#### Texto de origen
:::
A la hora de elegir un estampado, no se trata solo de gustos personales o tendencias pasajeras, sino de entender cómo cada diseño interactúa con el cuerpo y con la percepción visual. En este sentido, las rayas se han consolidado como uno de los recursos más eficaces para estilizar la figura, mientras que las pepas, aunque clásicas y encantadoras, suelen producir el efecto contrario.
El gran poder de las rayas, especialmente las verticales, reside en su capacidad para crear líneas continuas. El ojo humano tiende a seguir estas líneas de manera natural, recorriendo la prenda de arriba hacia abajo sin interrupciones. Este recorrido visual genera una sensación inmediata de mayor altura y delgadez, haciendo que la silueta se vea más larga, más limpia y mejor proporcionada. Por eso las rayas verticales son un elemento recurrente en trajes sastre, pantalones de vestir y vestidos diseñados para afinar la figura.
:::
(Entradas del conjunto de datos)
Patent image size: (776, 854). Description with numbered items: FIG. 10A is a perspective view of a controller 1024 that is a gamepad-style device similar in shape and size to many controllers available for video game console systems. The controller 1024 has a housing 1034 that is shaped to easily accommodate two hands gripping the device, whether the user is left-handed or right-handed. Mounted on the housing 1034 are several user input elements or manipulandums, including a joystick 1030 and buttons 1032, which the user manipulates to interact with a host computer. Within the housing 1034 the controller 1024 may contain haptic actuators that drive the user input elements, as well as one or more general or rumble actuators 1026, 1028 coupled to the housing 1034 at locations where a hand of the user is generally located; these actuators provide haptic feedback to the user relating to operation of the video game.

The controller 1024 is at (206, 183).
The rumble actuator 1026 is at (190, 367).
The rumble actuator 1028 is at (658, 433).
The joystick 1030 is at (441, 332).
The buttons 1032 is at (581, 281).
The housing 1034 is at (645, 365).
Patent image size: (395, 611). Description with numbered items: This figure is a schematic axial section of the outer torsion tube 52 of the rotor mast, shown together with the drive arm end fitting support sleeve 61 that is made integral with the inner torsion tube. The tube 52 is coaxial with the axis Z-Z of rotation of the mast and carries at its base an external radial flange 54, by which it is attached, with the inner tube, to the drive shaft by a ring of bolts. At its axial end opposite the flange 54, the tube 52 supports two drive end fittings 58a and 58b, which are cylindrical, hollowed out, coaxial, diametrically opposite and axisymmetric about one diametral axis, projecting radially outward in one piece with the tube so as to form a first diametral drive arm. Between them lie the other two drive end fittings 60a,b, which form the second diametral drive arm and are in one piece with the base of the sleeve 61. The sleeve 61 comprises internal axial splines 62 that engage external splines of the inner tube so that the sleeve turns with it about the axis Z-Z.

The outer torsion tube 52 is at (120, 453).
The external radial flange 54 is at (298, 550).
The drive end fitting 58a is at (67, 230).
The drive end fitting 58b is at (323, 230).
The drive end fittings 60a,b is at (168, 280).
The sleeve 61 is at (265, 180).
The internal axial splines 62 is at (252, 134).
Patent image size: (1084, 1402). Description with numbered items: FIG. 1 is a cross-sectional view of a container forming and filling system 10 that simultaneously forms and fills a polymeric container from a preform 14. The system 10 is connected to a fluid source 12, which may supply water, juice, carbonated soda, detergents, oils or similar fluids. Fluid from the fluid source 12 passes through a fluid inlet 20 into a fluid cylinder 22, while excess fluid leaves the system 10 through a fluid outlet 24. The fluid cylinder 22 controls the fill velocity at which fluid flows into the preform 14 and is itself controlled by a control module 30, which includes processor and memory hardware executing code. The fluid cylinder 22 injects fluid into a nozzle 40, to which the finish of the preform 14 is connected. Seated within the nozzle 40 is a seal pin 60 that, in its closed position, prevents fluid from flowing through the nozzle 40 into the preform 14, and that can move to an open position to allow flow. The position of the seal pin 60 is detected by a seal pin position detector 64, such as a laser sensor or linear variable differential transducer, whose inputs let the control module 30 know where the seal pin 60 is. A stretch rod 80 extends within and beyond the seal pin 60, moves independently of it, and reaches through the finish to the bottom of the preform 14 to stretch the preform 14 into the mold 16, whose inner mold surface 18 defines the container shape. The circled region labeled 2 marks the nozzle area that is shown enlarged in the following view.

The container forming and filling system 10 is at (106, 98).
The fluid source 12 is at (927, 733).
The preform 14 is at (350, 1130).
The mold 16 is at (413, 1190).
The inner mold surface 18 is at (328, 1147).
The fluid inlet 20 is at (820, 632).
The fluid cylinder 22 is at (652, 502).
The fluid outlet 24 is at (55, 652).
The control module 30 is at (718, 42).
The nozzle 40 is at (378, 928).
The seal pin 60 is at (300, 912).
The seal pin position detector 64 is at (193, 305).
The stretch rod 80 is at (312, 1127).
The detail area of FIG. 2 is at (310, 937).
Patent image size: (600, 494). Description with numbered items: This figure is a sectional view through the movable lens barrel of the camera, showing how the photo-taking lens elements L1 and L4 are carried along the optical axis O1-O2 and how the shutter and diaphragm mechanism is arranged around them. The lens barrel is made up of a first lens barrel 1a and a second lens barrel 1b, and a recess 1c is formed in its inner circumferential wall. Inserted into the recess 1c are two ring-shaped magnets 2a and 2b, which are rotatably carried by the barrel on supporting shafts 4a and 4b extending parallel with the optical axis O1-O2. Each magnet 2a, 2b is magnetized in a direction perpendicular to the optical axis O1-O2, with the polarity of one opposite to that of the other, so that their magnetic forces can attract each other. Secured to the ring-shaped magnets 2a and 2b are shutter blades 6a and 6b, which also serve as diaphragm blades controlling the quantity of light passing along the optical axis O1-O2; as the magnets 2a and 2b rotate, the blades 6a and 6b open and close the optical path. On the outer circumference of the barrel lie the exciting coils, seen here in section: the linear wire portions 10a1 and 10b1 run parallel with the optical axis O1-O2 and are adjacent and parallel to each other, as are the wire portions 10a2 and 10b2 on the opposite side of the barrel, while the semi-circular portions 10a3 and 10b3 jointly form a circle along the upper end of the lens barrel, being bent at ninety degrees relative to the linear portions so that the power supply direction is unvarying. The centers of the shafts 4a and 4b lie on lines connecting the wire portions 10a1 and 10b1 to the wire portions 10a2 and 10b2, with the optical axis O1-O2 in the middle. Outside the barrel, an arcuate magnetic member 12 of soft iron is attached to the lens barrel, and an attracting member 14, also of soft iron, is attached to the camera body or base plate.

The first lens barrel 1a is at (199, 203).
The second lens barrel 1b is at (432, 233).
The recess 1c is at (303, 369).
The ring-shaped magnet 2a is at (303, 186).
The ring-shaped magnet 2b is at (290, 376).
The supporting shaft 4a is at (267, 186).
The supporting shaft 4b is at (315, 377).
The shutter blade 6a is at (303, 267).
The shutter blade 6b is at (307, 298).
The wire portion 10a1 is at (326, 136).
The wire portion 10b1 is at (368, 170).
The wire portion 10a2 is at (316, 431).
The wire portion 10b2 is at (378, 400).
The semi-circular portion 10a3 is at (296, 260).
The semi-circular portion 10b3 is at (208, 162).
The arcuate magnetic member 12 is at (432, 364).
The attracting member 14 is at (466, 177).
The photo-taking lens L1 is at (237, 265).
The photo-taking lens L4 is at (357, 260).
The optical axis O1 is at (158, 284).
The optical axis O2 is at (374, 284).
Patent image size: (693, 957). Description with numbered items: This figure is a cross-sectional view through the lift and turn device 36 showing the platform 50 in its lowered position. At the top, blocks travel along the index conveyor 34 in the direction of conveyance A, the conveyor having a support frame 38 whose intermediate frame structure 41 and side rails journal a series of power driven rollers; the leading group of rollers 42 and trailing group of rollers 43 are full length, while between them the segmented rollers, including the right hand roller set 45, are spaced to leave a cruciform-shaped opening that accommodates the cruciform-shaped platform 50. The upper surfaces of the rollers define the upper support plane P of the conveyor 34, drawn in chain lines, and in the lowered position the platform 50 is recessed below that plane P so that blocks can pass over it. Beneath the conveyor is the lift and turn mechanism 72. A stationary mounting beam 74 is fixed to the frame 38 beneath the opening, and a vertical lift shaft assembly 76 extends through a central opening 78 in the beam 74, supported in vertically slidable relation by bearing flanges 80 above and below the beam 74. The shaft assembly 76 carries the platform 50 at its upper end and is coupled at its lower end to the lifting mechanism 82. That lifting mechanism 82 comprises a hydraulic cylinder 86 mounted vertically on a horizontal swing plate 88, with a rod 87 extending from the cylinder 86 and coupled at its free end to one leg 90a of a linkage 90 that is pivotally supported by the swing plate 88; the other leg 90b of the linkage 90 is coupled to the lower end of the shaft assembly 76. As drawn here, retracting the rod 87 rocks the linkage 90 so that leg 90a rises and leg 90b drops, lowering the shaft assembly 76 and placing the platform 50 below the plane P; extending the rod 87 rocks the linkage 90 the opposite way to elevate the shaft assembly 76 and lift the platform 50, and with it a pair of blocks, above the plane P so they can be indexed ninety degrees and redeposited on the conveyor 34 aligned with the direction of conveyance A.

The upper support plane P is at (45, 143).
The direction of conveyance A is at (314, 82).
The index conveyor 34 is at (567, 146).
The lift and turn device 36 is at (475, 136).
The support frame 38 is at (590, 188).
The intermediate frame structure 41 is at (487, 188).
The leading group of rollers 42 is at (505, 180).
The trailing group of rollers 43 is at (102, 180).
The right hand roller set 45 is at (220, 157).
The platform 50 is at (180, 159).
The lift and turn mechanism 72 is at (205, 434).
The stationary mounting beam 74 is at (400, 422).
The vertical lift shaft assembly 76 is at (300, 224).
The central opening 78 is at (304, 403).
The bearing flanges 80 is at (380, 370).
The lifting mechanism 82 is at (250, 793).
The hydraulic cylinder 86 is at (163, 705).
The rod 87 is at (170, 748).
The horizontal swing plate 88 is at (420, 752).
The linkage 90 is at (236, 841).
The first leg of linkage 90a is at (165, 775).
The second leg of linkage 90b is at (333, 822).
:::
#### Consigna 1
Reproduce sin cambios, en el texto sobre los estampados, todo lo que va desde "El gran poder" hasta "afinar la figura.".
#### Consigna 2
Según el texto sobre los estampados, ¿en qué prendas son un elemento recurrente las rayas verticales?

#### Respuesta 1
El gran poder de las rayas, especialmente las verticales, reside en su capacidad para crear líneas continuas. El ojo humano tiende a seguir estas líneas de manera natural, recorriendo la prenda de arriba hacia abajo sin interrupciones. Este recorrido visual genera una sensación inmediata de mayor altura y delgadez, haciendo que la silueta se vea más larga, más limpia y mejor proporcionada. Por eso las rayas verticales son un elemento recurrente en trajes sastre, pantalones de vestir y vestidos diseñados para afinar la figura.

#### Respuesta 2
En trajes sastre, pantalones de vestir y vestidos diseñados para afinar la figura.